Go through the listing beneath this task and return every line that carries the string "أطيع".

Records from a data source

== == ==

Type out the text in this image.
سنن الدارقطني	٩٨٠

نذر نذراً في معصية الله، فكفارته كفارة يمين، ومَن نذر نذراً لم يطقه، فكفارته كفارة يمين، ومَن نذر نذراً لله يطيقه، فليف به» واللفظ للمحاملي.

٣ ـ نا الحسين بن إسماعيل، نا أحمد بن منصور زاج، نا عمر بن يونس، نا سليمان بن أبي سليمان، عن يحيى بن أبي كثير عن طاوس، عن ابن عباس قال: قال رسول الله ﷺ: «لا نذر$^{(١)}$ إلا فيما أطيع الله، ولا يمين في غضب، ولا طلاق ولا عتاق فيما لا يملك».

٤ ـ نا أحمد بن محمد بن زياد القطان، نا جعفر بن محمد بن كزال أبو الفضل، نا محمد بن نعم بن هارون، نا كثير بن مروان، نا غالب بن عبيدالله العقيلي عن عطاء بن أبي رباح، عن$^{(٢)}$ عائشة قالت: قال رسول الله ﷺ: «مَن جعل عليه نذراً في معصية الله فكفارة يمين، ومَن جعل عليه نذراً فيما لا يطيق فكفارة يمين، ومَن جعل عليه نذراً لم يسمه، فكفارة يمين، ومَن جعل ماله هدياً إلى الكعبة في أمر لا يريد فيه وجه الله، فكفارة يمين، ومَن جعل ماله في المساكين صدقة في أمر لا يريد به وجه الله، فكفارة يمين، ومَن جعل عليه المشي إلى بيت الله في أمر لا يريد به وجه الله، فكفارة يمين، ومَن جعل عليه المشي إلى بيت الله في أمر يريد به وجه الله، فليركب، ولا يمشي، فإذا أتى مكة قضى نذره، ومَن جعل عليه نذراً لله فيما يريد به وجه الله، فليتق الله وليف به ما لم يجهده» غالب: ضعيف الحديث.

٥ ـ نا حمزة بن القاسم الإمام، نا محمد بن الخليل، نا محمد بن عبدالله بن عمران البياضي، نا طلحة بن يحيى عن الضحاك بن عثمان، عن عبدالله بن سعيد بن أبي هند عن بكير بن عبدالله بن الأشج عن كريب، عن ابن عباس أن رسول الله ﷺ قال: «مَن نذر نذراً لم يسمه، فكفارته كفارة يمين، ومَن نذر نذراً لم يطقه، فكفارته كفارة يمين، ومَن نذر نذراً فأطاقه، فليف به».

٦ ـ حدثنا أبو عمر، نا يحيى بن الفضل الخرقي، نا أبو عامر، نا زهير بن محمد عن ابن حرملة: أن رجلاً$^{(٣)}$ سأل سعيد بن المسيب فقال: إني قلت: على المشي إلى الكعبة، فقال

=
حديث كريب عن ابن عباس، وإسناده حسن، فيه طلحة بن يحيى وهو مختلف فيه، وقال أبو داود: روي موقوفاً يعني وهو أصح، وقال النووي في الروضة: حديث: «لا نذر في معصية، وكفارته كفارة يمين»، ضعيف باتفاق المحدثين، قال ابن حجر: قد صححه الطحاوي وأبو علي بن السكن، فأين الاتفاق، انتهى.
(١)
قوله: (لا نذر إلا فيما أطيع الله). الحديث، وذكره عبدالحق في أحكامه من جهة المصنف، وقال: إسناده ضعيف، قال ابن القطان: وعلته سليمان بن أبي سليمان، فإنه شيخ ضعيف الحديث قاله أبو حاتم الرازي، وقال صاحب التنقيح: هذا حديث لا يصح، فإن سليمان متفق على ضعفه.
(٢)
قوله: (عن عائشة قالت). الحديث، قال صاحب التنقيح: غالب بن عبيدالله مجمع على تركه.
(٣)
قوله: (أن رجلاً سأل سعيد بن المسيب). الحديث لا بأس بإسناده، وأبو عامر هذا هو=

== == ==

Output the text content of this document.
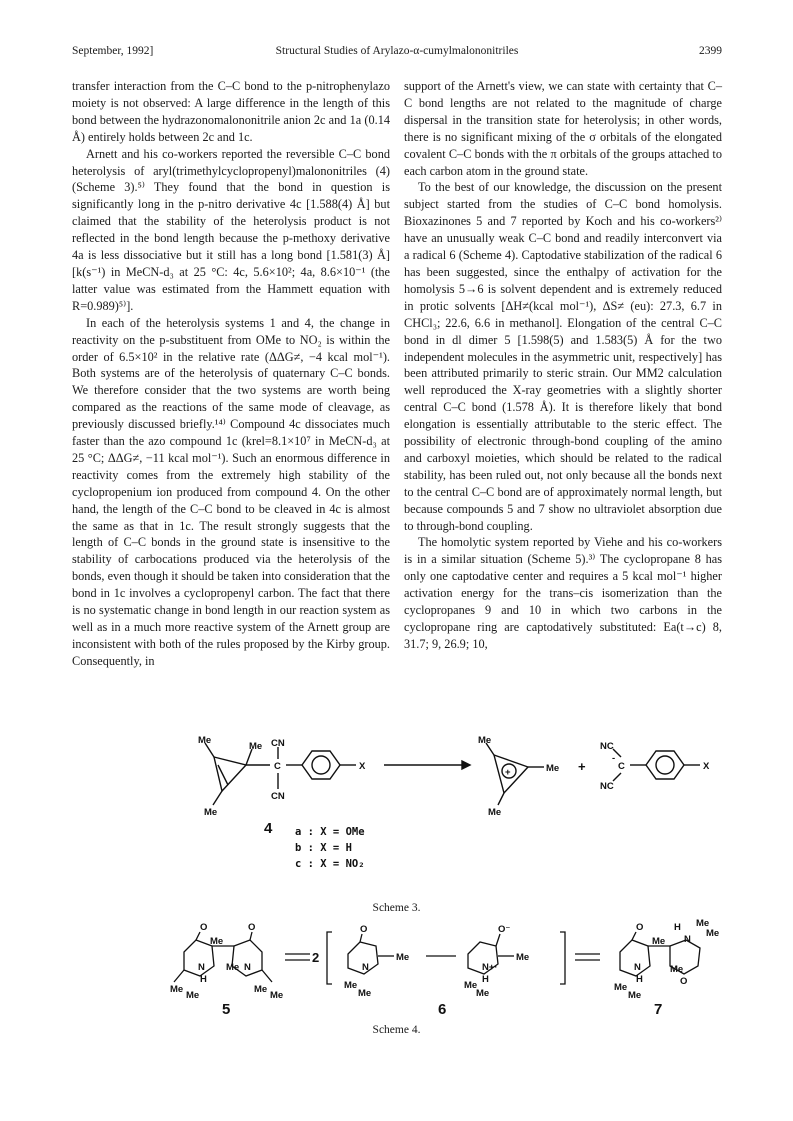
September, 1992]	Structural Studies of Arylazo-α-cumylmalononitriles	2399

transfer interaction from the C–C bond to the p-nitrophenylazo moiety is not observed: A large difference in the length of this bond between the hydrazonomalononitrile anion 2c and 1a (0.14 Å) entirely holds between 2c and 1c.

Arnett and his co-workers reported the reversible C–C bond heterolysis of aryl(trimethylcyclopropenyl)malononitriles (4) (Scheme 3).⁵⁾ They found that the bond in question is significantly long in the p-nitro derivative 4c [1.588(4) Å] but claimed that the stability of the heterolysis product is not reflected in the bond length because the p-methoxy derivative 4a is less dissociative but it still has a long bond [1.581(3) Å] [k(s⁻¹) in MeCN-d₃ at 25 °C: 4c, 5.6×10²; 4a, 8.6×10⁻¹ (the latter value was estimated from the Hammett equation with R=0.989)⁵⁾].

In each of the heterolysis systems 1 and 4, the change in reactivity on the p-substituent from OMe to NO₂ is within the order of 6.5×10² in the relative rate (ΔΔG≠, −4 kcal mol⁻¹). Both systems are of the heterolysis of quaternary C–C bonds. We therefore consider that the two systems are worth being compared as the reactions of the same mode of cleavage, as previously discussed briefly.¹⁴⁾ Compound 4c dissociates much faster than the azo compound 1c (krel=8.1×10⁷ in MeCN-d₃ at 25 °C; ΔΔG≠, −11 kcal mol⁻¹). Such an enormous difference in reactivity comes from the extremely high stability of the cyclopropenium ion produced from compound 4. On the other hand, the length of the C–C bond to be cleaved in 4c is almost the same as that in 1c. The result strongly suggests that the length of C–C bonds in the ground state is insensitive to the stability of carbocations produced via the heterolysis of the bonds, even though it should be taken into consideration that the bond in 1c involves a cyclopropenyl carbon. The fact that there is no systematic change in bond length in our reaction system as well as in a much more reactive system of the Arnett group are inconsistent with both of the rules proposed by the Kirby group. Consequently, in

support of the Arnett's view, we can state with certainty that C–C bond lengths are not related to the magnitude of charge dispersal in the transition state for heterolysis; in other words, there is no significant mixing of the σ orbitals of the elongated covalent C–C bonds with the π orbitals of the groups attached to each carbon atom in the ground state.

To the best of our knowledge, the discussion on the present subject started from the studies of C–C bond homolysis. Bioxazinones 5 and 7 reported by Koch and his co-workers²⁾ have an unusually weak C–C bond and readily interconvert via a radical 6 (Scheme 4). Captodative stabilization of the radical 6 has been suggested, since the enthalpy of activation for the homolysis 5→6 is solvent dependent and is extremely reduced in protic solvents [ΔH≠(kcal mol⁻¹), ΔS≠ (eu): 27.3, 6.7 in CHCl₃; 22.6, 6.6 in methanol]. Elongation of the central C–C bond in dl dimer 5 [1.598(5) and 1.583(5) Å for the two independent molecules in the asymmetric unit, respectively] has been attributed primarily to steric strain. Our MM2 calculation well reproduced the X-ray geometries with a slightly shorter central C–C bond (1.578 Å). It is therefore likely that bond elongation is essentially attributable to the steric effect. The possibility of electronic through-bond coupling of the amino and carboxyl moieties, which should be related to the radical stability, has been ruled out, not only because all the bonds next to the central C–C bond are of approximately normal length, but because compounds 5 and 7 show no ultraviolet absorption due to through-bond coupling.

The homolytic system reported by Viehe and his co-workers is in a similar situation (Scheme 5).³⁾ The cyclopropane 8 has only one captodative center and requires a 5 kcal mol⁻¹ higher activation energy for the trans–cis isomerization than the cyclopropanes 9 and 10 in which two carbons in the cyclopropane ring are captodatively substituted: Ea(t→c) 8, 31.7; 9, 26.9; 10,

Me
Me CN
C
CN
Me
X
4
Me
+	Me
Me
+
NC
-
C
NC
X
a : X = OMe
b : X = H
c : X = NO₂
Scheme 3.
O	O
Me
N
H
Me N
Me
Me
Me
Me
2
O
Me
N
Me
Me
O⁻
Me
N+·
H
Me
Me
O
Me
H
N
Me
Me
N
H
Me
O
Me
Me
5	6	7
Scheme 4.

== == ==

*FINAL RESULT*
٣ ـ نا الحسين بن إسماعيل، نا أحمد بن منصور زاج، نا عمر بن يونس، نا سليمان بن أبي سليمان، عن يحيى بن أبي كثير عن طاوس، عن ابن عباس قال: قال رسول الله ﷺ: «لا نذر$^{(١)}$ إلا فيما أطيع الله، ولا يمين في غضب، ولا طلاق ولا عتاق فيما لا يملك».
قوله: (لا نذر إلا فيما أطيع الله). الحديث، وذكره عبدالحق في أحكامه من جهة المصنف، وقال: إسناده ضعيف، قال ابن القطان: وعلته سليمان بن أبي سليمان، فإنه شيخ ضعيف الحديث قاله أبو حاتم الرازي، وقال صاحب التنقيح: هذا حديث لا يصح، فإن سليمان متفق على ضعفه.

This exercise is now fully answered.